§ **Work to do**
Could you write out the records below exactly as they appear?

§ **Given records**
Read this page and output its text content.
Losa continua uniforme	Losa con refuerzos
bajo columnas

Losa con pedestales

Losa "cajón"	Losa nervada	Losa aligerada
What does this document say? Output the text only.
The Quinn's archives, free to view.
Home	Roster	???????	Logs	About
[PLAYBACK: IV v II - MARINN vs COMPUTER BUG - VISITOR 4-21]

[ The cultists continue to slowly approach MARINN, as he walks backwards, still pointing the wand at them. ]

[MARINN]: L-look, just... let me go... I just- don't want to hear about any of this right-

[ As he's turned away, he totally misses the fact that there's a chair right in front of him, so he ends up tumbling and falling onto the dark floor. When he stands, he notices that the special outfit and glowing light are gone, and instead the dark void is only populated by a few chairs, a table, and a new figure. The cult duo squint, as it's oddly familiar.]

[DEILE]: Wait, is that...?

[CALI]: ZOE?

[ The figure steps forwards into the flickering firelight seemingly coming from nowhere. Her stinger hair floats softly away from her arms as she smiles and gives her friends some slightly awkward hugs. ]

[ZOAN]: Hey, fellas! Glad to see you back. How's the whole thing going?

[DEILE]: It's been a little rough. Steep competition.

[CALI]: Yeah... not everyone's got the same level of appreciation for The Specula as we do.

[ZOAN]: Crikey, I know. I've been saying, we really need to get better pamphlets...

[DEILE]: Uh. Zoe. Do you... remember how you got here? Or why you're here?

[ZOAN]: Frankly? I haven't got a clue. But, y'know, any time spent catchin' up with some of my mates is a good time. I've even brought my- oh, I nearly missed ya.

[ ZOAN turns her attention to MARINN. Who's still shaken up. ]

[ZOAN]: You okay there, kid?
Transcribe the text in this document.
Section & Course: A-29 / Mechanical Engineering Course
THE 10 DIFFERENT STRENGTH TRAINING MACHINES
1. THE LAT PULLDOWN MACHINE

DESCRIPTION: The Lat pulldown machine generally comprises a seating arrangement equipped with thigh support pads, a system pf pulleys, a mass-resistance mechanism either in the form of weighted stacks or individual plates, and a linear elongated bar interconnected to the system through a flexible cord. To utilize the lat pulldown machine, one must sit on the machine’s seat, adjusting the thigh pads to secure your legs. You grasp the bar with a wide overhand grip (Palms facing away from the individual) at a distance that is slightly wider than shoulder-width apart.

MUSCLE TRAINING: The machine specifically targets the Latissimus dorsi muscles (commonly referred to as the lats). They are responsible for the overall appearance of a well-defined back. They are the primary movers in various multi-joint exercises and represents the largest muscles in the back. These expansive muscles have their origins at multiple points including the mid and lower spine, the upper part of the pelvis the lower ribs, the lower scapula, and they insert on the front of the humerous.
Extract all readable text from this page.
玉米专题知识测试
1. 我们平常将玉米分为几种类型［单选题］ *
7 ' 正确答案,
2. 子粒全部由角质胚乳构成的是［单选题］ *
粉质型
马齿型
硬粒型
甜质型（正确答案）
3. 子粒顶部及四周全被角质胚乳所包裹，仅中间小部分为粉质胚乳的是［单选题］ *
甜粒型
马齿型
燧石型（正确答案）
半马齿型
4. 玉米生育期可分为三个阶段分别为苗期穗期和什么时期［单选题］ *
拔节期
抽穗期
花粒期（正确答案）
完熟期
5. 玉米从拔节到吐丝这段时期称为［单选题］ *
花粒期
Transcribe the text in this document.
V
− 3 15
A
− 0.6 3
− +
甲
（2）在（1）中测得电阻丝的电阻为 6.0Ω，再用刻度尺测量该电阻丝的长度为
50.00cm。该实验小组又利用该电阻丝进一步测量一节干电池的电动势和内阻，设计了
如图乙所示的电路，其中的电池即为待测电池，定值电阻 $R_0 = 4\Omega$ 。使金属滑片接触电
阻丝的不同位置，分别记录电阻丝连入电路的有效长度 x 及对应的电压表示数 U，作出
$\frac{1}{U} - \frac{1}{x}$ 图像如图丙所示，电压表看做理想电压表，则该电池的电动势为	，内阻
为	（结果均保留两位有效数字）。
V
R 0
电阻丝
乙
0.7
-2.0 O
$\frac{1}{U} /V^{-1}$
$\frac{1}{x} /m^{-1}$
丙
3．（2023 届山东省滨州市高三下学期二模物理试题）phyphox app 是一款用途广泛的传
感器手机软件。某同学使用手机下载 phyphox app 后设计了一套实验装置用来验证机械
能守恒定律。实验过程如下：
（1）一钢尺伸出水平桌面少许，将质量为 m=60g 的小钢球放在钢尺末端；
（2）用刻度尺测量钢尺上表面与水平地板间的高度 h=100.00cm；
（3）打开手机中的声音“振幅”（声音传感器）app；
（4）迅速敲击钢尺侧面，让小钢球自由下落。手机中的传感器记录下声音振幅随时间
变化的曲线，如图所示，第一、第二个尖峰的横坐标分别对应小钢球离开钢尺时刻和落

§ **Exercise answer**
Read this page and output its text content.
Losa continua uniforme	Losa con refuerzos
bajo columnas

Losa con pedestales

Losa "cajón"	Losa nervada	Losa aligerada
What does this document say? Output the text only.
The Quinn's archives, free to view.
Home	Roster	???????	Logs	About
[PLAYBACK: IV v II - MARINN vs COMPUTER BUG - VISITOR 4-21]

[ The cultists continue to slowly approach MARINN, as he walks backwards, still pointing the wand at them. ]

[MARINN]: L-look, just... let me go... I just- don't want to hear about any of this right-

[ As he's turned away, he totally misses the fact that there's a chair right in front of him, so he ends up tumbling and falling onto the dark floor. When he stands, he notices that the special outfit and glowing light are gone, and instead the dark void is only populated by a few chairs, a table, and a new figure. The cult duo squint, as it's oddly familiar.]

[DEILE]: Wait, is that...?

[CALI]: ZOE?

[ The figure steps forwards into the flickering firelight seemingly coming from nowhere. Her stinger hair floats softly away from her arms as she smiles and gives her friends some slightly awkward hugs. ]

[ZOAN]: Hey, fellas! Glad to see you back. How's the whole thing going?

[DEILE]: It's been a little rough. Steep competition.

[CALI]: Yeah... not everyone's got the same level of appreciation for The Specula as we do.

[ZOAN]: Crikey, I know. I've been saying, we really need to get better pamphlets...

[DEILE]: Uh. Zoe. Do you... remember how you got here? Or why you're here?

[ZOAN]: Frankly? I haven't got a clue. But, y'know, any time spent catchin' up with some of my mates is a good time. I've even brought my- oh, I nearly missed ya.

[ ZOAN turns her attention to MARINN. Who's still shaken up. ]

[ZOAN]: You okay there, kid?
Transcribe the text in this document.
Section & Course: A-29 / Mechanical Engineering Course
THE 10 DIFFERENT STRENGTH TRAINING MACHINES
1. THE LAT PULLDOWN MACHINE

DESCRIPTION: The Lat pulldown machine generally comprises a seating arrangement equipped with thigh support pads, a system pf pulleys, a mass-resistance mechanism either in the form of weighted stacks or individual plates, and a linear elongated bar interconnected to the system through a flexible cord. To utilize the lat pulldown machine, one must sit on the machine’s seat, adjusting the thigh pads to secure your legs. You grasp the bar with a wide overhand grip (Palms facing away from the individual) at a distance that is slightly wider than shoulder-width apart.

MUSCLE TRAINING: The machine specifically targets the Latissimus dorsi muscles (commonly referred to as the lats). They are responsible for the overall appearance of a well-defined back. They are the primary movers in various multi-joint exercises and represents the largest muscles in the back. These expansive muscles have their origins at multiple points including the mid and lower spine, the upper part of the pelvis the lower ribs, the lower scapula, and they insert on the front of the humerous.
Extract all readable text from this page.
玉米专题知识测试
1. 我们平常将玉米分为几种类型［单选题］ *
7 ' 正确答案,
2. 子粒全部由角质胚乳构成的是［单选题］ *
粉质型
马齿型
硬粒型
甜质型（正确答案）
3. 子粒顶部及四周全被角质胚乳所包裹，仅中间小部分为粉质胚乳的是［单选题］ *
甜粒型
马齿型
燧石型（正确答案）
半马齿型
4. 玉米生育期可分为三个阶段分别为苗期穗期和什么时期［单选题］ *
拔节期
抽穗期
花粒期（正确答案）
完熟期
5. 玉米从拔节到吐丝这段时期称为［单选题］ *
花粒期
Transcribe the text in this document.
V
− 3 15
A
− 0.6 3
− +
甲
（2）在（1）中测得电阻丝的电阻为 6.0Ω，再用刻度尺测量该电阻丝的长度为
50.00cm。该实验小组又利用该电阻丝进一步测量一节干电池的电动势和内阻，设计了
如图乙所示的电路，其中的电池即为待测电池，定值电阻 $R_0 = 4\Omega$ 。使金属滑片接触电
阻丝的不同位置，分别记录电阻丝连入电路的有效长度 x 及对应的电压表示数 U，作出
$\frac{1}{U} - \frac{1}{x}$ 图像如图丙所示，电压表看做理想电压表，则该电池的电动势为	，内阻
为	（结果均保留两位有效数字）。
V
R 0
电阻丝
乙
0.7
-2.0 O
$\frac{1}{U} /V^{-1}$
$\frac{1}{x} /m^{-1}$
丙
3．（2023 届山东省滨州市高三下学期二模物理试题）phyphox app 是一款用途广泛的传
感器手机软件。某同学使用手机下载 phyphox app 后设计了一套实验装置用来验证机械
能守恒定律。实验过程如下：
（1）一钢尺伸出水平桌面少许，将质量为 m=60g 的小钢球放在钢尺末端；
（2）用刻度尺测量钢尺上表面与水平地板间的高度 h=100.00cm；
（3）打开手机中的声音“振幅”（声音传感器）app；
（4）迅速敲击钢尺侧面，让小钢球自由下落。手机中的传感器记录下声音振幅随时间
变化的曲线，如图所示，第一、第二个尖峰的横坐标分别对应小钢球离开钢尺时刻和落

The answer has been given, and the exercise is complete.